▶ Data entries for graphics
-*-

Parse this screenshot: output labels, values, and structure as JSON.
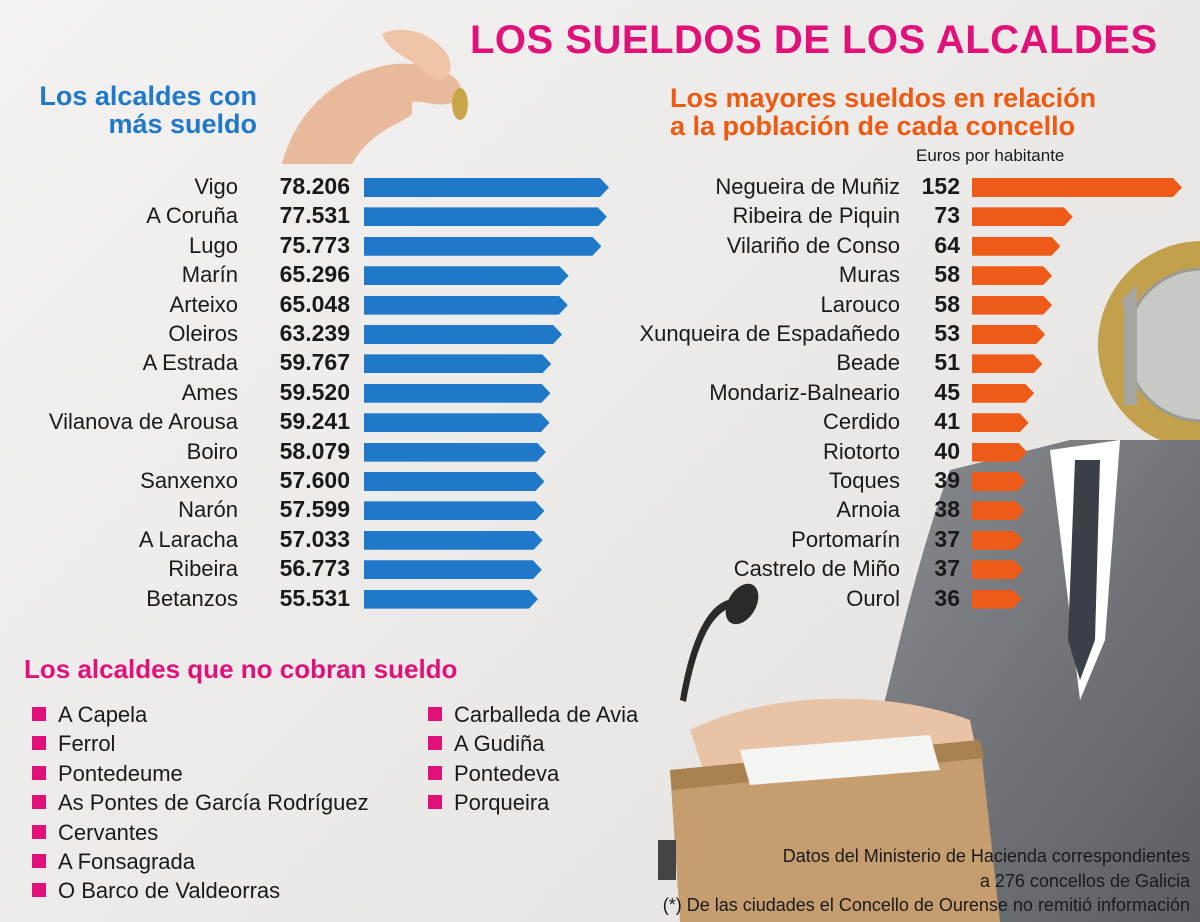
{
  "header": {
    "title": "LOS SUELDOS DE LOS ALCALDES"
  },
  "left_section": {
    "title_line1": "Los alcaldes con",
    "title_line2": "más sueldo"
  },
  "right_section": {
    "title_line1": "Los mayores sueldos en relación",
    "title_line2": "a la población de cada concello",
    "unit_note": "Euros por habitante"
  },
  "no_salary": {
    "title": "Los alcaldes que no cobran sueldo",
    "col1": [
      "A Capela",
      "Ferrol",
      "Pontedeume",
      "As Pontes de García Rodríguez",
      "Cervantes",
      "A Fonsagrada",
      "O Barco de Valdeorras"
    ],
    "col2": [
      "Carballeda de Avia",
      "A Gudiña",
      "Pontedeva",
      "Porqueira"
    ]
  },
  "footer": {
    "line1": "Datos del Ministerio de Hacienda correspondientes",
    "line2": "a 276 concellos de Galicia",
    "line3": "(*) De las ciudades el Concello de Ourense no remitió información"
  },
  "colors": {
    "title": "#e0127a",
    "left_accent": "#1f78c8",
    "right_accent": "#ef5a12",
    "bullet": "#e0127a"
  },
  "chart_data": [
    {
      "type": "bar",
      "orientation": "horizontal",
      "color": "#1f78c8",
      "categories": [
        "Vigo",
        "A Coruña",
        "Lugo",
        "Marín",
        "Arteixo",
        "Oleiros",
        "A Estrada",
        "Ames",
        "Vilanova de Arousa",
        "Boiro",
        "Sanxenxo",
        "Narón",
        "A Laracha",
        "Ribeira",
        "Betanzos"
      ],
      "value_labels": [
        "78.206",
        "77.531",
        "75.773",
        "65.296",
        "65.048",
        "63.239",
        "59.767",
        "59.520",
        "59.241",
        "58.079",
        "57.600",
        "57.599",
        "57.033",
        "56.773",
        "55.531"
      ],
      "values": [
        78206,
        77531,
        75773,
        65296,
        65048,
        63239,
        59767,
        59520,
        59241,
        58079,
        57600,
        57599,
        57033,
        56773,
        55531
      ]
    },
    {
      "type": "bar",
      "orientation": "horizontal",
      "color": "#ee5a18",
      "categories": [
        "Negueira de Muñiz",
        "Ribeira de Piquin",
        "Vilariño de Conso",
        "Muras",
        "Larouco",
        "Xunqueira de Espadañedo",
        "Beade",
        "Mondariz-Balneario",
        "Cerdido",
        "Riotorto",
        "Toques",
        "Arnoia",
        "Portomarín",
        "Castrelo de Miño",
        "Ourol"
      ],
      "value_labels": [
        "152",
        "73",
        "64",
        "58",
        "58",
        "53",
        "51",
        "45",
        "41",
        "40",
        "39",
        "38",
        "37",
        "37",
        "36"
      ],
      "values": [
        152,
        73,
        64,
        58,
        58,
        53,
        51,
        45,
        41,
        40,
        39,
        38,
        37,
        37,
        36
      ]
    }
  ]
}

-*-

▶ Task to carry out
Leave out the pictures and transcribe everything else exactly.

▶ Answer to the exercise
Parse this screenshot: output labels, values, and structure as JSON.
{
  "header": {
    "title": "LOS SUELDOS DE LOS ALCALDES"
  },
  "left_section": {
    "title_line1": "Los alcaldes con",
    "title_line2": "más sueldo"
  },
  "right_section": {
    "title_line1": "Los mayores sueldos en relación",
    "title_line2": "a la población de cada concello",
    "unit_note": "Euros por habitante"
  },
  "no_salary": {
    "title": "Los alcaldes que no cobran sueldo",
    "col1": [
      "A Capela",
      "Ferrol",
      "Pontedeume",
      "As Pontes de García Rodríguez",
      "Cervantes",
      "A Fonsagrada",
      "O Barco de Valdeorras"
    ],
    "col2": [
      "Carballeda de Avia",
      "A Gudiña",
      "Pontedeva",
      "Porqueira"
    ]
  },
  "footer": {
    "line1": "Datos del Ministerio de Hacienda correspondientes",
    "line2": "a 276 concellos de Galicia",
    "line3": "(*) De las ciudades el Concello de Ourense no remitió información"
  },
  "colors": {
    "title": "#e0127a",
    "left_accent": "#1f78c8",
    "right_accent": "#ef5a12",
    "bullet": "#e0127a"
  },
  "chart_data": [
    {
      "type": "bar",
      "orientation": "horizontal",
      "color": "#1f78c8",
      "categories": [
        "Vigo",
        "A Coruña",
        "Lugo",
        "Marín",
        "Arteixo",
        "Oleiros",
        "A Estrada",
        "Ames",
        "Vilanova de Arousa",
        "Boiro",
        "Sanxenxo",
        "Narón",
        "A Laracha",
        "Ribeira",
        "Betanzos"
      ],
      "value_labels": [
        "78.206",
        "77.531",
        "75.773",
        "65.296",
        "65.048",
        "63.239",
        "59.767",
        "59.520",
        "59.241",
        "58.079",
        "57.600",
        "57.599",
        "57.033",
        "56.773",
        "55.531"
      ],
      "values": [
        78206,
        77531,
        75773,
        65296,
        65048,
        63239,
        59767,
        59520,
        59241,
        58079,
        57600,
        57599,
        57033,
        56773,
        55531
      ]
    },
    {
      "type": "bar",
      "orientation": "horizontal",
      "color": "#ee5a18",
      "categories": [
        "Negueira de Muñiz",
        "Ribeira de Piquin",
        "Vilariño de Conso",
        "Muras",
        "Larouco",
        "Xunqueira de Espadañedo",
        "Beade",
        "Mondariz-Balneario",
        "Cerdido",
        "Riotorto",
        "Toques",
        "Arnoia",
        "Portomarín",
        "Castrelo de Miño",
        "Ourol"
      ],
      "value_labels": [
        "152",
        "73",
        "64",
        "58",
        "58",
        "53",
        "51",
        "45",
        "41",
        "40",
        "39",
        "38",
        "37",
        "37",
        "36"
      ],
      "values": [
        152,
        73,
        64,
        58,
        58,
        53,
        51,
        45,
        41,
        40,
        39,
        38,
        37,
        37,
        36
      ]
    }
  ]
}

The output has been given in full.